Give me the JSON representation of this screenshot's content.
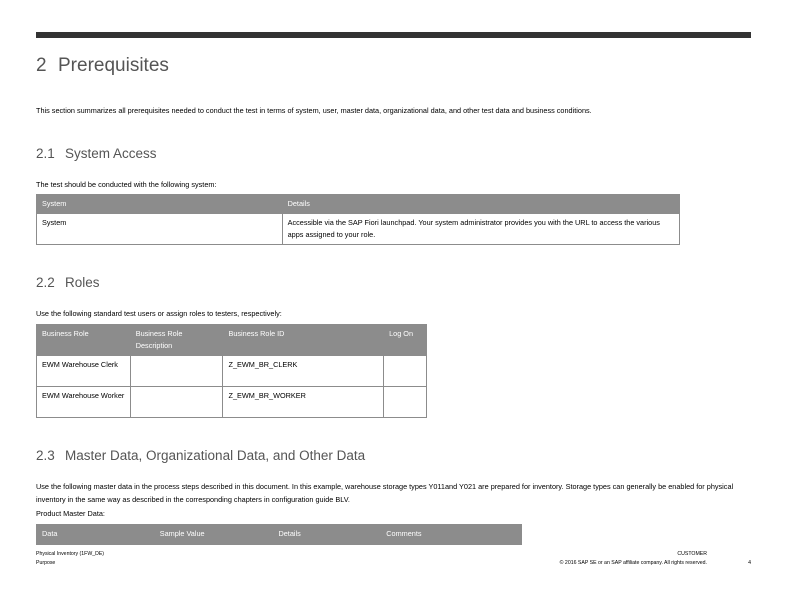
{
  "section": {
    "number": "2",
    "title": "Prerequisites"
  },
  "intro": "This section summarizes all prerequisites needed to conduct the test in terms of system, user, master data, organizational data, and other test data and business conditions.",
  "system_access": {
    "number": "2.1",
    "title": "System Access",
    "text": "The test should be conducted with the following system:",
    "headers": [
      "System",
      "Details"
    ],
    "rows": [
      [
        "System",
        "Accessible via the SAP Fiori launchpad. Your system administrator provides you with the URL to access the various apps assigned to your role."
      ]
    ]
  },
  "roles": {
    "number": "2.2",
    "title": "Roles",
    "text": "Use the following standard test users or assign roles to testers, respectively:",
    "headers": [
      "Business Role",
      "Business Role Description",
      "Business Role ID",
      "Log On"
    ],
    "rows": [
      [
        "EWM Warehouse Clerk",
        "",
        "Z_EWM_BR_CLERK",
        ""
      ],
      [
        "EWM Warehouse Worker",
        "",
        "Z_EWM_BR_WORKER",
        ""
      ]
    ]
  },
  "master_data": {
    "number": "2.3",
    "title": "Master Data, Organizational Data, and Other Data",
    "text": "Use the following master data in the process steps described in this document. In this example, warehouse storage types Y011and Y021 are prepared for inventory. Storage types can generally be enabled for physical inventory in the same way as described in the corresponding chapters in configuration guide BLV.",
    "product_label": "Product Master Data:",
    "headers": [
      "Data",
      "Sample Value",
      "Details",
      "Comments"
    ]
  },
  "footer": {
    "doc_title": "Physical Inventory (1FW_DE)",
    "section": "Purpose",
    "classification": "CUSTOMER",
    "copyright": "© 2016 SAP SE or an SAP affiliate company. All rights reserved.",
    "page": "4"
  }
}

What is needed
Copy the records above exactly, leaving out every picture.

Task solution
Give me the JSON representation of this screenshot's content.
{
  "section": {
    "number": "2",
    "title": "Prerequisites"
  },
  "intro": "This section summarizes all prerequisites needed to conduct the test in terms of system, user, master data, organizational data, and other test data and business conditions.",
  "system_access": {
    "number": "2.1",
    "title": "System Access",
    "text": "The test should be conducted with the following system:",
    "headers": [
      "System",
      "Details"
    ],
    "rows": [
      [
        "System",
        "Accessible via the SAP Fiori launchpad. Your system administrator provides you with the URL to access the various apps assigned to your role."
      ]
    ]
  },
  "roles": {
    "number": "2.2",
    "title": "Roles",
    "text": "Use the following standard test users or assign roles to testers, respectively:",
    "headers": [
      "Business Role",
      "Business Role Description",
      "Business Role ID",
      "Log On"
    ],
    "rows": [
      [
        "EWM Warehouse Clerk",
        "",
        "Z_EWM_BR_CLERK",
        ""
      ],
      [
        "EWM Warehouse Worker",
        "",
        "Z_EWM_BR_WORKER",
        ""
      ]
    ]
  },
  "master_data": {
    "number": "2.3",
    "title": "Master Data, Organizational Data, and Other Data",
    "text": "Use the following master data in the process steps described in this document. In this example, warehouse storage types Y011and Y021 are prepared for inventory. Storage types can generally be enabled for physical inventory in the same way as described in the corresponding chapters in configuration guide BLV.",
    "product_label": "Product Master Data:",
    "headers": [
      "Data",
      "Sample Value",
      "Details",
      "Comments"
    ]
  },
  "footer": {
    "doc_title": "Physical Inventory (1FW_DE)",
    "section": "Purpose",
    "classification": "CUSTOMER",
    "copyright": "© 2016 SAP SE or an SAP affiliate company. All rights reserved.",
    "page": "4"
  }
}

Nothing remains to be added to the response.